» **Data records**
BEGIN

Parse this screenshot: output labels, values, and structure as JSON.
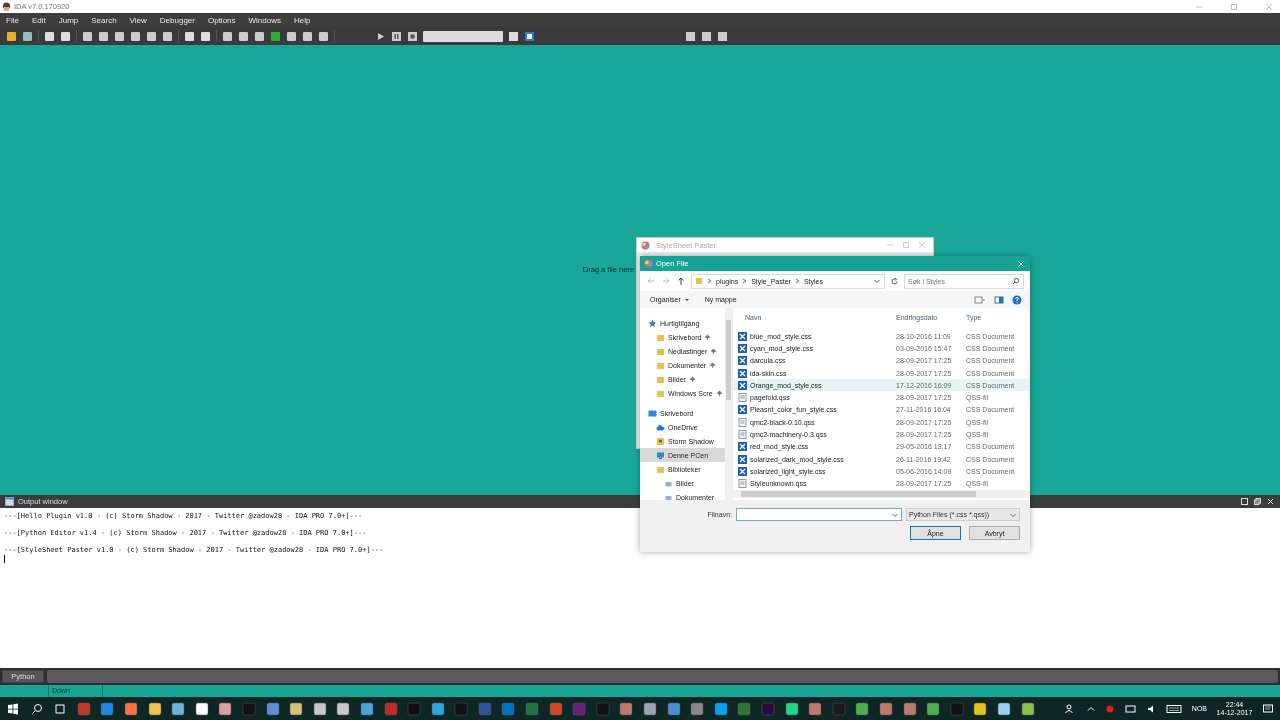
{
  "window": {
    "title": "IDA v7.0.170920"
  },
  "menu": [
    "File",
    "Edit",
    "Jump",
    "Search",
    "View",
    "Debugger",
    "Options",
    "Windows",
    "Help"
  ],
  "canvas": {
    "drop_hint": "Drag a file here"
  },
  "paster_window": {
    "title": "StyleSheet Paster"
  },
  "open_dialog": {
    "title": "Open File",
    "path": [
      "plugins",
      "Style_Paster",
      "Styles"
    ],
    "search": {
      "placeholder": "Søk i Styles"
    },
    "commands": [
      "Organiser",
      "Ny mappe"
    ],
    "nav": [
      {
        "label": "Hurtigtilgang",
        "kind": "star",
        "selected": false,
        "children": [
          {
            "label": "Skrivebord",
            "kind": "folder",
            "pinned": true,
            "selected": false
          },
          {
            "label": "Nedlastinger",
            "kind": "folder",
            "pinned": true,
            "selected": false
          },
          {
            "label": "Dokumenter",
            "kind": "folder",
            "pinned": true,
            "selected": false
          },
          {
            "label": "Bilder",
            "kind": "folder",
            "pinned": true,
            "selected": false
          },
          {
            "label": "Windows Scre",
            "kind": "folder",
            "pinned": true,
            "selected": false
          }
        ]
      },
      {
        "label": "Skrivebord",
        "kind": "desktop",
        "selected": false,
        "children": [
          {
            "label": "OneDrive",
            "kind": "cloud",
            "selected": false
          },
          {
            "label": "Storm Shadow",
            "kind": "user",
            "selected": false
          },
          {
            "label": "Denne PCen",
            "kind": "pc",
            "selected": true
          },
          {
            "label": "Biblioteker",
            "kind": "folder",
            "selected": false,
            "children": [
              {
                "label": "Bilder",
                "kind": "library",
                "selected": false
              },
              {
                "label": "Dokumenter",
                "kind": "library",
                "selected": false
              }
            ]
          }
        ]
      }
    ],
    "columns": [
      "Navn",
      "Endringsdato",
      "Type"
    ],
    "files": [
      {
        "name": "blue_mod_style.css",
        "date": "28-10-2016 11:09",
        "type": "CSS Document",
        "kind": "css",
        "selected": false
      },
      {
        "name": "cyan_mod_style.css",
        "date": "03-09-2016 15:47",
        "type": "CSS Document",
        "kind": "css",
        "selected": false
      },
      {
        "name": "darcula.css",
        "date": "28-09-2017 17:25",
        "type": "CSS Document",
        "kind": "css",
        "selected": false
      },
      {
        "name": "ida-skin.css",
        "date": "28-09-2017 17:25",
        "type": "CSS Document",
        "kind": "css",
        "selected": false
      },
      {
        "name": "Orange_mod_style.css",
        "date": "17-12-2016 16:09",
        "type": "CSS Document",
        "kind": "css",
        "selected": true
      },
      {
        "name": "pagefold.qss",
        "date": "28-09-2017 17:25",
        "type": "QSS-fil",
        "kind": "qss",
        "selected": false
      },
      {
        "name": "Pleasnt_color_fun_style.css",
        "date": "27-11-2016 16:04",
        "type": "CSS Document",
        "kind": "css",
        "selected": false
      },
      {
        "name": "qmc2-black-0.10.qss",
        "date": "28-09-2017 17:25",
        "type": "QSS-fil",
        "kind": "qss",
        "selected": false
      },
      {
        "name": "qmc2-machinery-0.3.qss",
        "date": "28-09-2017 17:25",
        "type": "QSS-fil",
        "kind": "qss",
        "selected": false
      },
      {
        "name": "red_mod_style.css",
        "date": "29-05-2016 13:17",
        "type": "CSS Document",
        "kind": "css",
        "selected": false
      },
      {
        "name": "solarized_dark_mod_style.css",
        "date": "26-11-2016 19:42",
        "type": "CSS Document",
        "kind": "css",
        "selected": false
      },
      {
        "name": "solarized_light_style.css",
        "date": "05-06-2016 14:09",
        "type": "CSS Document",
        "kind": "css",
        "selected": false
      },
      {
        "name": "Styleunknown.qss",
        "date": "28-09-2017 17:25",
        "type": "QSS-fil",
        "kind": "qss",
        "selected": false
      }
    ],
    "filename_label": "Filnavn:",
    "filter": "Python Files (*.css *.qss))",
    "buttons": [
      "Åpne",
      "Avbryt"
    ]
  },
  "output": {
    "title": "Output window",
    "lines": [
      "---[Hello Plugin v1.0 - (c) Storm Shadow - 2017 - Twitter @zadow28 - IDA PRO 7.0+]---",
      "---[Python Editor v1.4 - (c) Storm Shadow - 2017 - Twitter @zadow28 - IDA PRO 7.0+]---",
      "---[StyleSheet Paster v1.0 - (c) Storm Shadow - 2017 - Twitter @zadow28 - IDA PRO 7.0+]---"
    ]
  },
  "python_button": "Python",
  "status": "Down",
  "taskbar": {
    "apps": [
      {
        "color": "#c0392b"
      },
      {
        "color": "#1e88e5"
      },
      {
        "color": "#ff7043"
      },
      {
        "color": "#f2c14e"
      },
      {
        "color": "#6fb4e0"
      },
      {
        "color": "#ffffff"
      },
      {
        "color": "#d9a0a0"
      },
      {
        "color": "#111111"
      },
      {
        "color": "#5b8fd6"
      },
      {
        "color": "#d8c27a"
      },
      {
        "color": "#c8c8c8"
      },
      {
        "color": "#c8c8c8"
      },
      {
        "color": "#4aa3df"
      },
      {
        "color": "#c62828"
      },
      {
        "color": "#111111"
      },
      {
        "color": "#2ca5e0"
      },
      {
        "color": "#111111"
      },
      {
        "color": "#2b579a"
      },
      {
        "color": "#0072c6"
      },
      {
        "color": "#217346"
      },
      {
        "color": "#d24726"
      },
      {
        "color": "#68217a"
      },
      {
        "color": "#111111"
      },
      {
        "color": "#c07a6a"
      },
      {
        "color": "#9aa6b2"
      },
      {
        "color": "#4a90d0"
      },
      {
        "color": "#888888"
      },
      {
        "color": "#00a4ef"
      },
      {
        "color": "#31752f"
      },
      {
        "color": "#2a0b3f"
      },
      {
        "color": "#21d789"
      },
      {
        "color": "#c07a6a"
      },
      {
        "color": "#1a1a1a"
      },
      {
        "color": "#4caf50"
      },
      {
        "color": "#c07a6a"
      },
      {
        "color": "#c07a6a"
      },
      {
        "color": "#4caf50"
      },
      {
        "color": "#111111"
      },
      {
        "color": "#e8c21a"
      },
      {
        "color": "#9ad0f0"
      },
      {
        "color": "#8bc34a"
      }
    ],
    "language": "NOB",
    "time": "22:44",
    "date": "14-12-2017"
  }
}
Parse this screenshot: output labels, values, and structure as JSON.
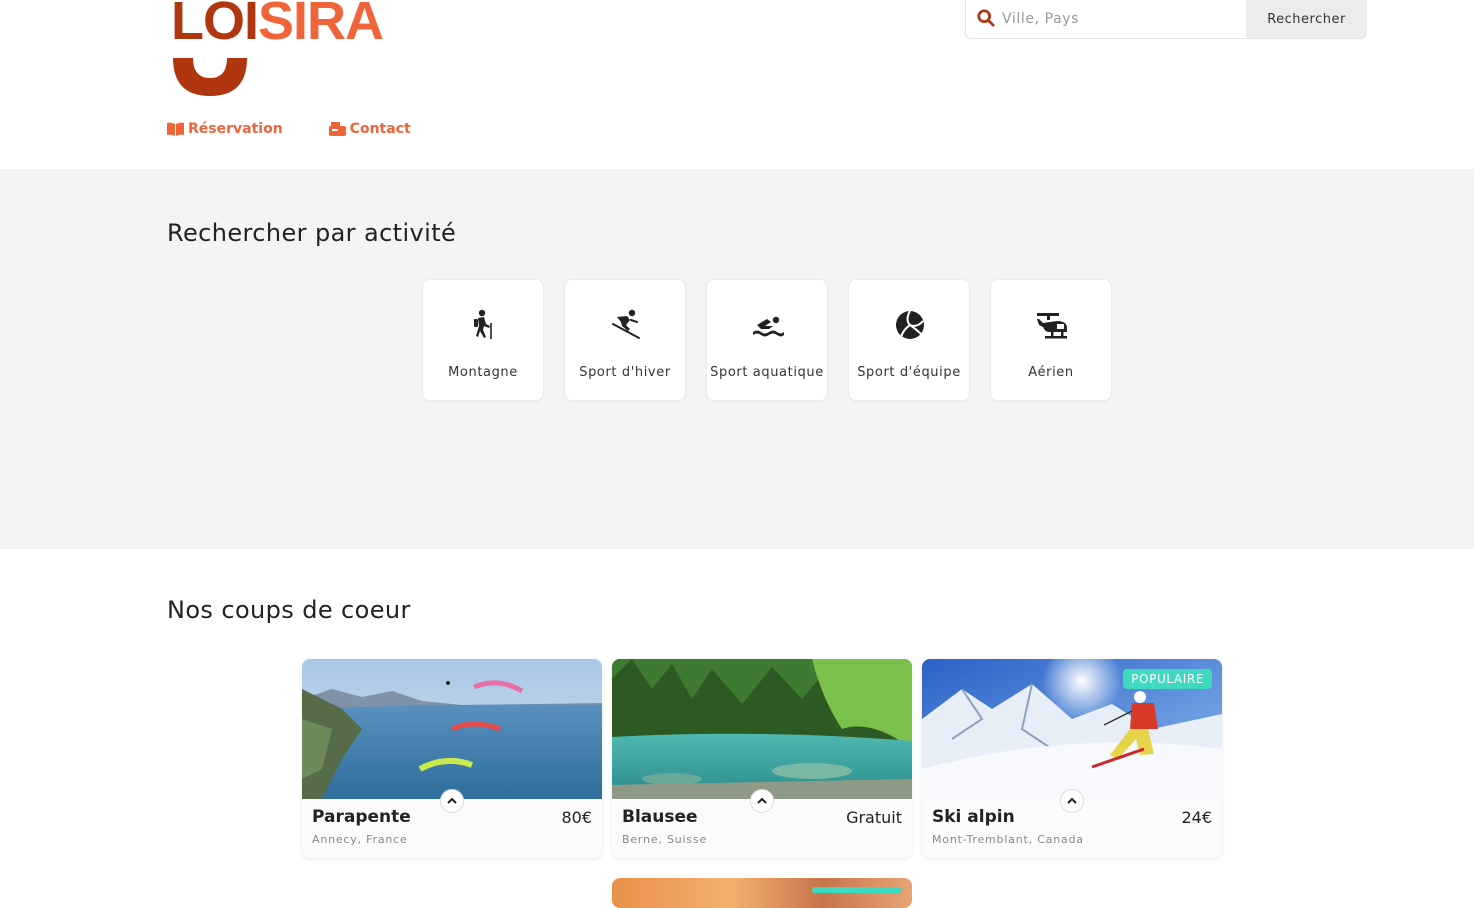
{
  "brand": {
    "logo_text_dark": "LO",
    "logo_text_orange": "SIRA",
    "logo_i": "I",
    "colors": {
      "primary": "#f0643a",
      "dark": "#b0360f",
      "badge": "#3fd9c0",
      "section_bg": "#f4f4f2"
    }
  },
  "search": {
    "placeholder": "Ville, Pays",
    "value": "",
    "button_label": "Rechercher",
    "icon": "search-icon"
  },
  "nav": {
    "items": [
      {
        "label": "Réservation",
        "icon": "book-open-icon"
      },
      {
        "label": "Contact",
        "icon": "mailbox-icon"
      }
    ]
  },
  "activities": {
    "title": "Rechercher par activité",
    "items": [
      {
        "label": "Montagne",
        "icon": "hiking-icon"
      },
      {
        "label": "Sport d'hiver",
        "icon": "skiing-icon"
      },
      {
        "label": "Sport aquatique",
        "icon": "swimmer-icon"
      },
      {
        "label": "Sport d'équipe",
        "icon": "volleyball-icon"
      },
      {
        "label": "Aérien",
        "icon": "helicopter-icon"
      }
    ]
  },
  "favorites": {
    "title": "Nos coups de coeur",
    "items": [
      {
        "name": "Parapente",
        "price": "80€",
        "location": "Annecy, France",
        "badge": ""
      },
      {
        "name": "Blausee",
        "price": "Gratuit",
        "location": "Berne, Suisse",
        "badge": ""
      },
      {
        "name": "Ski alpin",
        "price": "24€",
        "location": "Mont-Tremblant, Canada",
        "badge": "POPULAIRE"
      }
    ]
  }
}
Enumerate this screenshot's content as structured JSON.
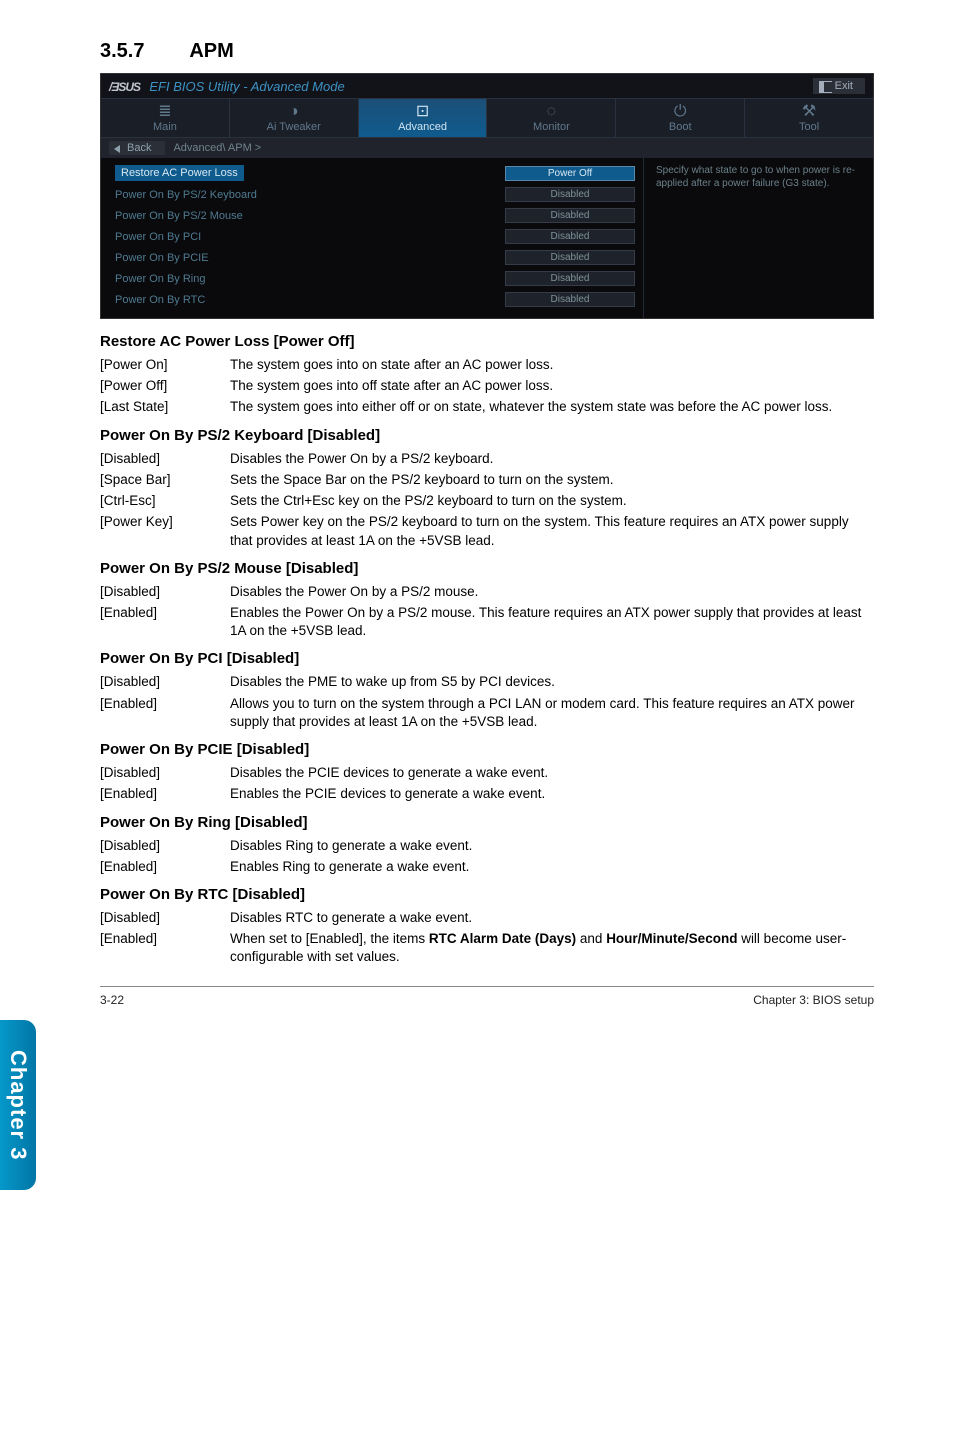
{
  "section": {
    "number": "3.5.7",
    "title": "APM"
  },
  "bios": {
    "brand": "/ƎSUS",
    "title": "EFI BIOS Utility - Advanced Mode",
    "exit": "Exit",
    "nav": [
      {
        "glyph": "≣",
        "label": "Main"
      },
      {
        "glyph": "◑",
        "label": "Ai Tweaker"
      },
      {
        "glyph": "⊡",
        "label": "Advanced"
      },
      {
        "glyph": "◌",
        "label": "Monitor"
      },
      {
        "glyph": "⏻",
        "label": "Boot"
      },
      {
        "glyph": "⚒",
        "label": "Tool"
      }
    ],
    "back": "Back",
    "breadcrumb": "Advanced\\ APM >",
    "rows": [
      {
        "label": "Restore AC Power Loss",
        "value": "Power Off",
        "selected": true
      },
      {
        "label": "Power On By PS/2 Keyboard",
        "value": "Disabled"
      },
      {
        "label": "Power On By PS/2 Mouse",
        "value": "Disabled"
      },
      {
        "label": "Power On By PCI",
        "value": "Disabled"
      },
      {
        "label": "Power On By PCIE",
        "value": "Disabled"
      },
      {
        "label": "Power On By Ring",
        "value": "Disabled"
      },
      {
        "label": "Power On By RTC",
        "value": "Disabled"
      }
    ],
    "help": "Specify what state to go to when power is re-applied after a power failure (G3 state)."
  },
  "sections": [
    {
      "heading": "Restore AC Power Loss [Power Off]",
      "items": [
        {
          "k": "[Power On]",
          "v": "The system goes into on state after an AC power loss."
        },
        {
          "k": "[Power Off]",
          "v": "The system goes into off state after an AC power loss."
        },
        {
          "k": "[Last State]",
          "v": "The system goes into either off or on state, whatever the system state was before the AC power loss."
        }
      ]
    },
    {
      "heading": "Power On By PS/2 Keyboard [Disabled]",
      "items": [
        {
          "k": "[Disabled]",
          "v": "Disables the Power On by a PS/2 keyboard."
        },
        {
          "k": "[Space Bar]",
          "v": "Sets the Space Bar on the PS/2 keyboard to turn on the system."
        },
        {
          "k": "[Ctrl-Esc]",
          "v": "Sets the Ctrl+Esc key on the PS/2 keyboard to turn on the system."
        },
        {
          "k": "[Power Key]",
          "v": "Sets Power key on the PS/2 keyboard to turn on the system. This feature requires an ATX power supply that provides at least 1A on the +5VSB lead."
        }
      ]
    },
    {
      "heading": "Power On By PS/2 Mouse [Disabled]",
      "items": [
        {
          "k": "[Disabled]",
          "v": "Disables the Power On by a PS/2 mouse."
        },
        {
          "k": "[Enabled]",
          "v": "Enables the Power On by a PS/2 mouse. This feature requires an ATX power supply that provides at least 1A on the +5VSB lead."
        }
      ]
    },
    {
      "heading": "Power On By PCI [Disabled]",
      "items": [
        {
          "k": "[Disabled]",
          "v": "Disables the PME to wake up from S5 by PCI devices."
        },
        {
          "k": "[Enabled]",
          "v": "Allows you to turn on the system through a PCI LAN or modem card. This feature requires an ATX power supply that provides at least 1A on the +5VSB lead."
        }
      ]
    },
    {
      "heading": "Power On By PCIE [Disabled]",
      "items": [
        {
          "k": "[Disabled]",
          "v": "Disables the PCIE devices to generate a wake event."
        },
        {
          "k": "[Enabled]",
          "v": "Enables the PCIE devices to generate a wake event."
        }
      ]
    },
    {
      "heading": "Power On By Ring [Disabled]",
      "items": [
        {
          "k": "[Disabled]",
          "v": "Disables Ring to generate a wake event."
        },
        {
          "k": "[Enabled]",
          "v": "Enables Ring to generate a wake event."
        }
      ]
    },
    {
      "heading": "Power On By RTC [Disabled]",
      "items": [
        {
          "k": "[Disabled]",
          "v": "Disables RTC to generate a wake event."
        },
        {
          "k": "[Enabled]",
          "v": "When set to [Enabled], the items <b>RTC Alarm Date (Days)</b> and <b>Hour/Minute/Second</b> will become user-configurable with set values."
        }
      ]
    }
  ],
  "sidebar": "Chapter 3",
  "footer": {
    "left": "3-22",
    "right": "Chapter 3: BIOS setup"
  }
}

END

» **Exercise task**
Return only the number of lines in the data above that include the word "placeholder".

» **Answer for this exercise**
2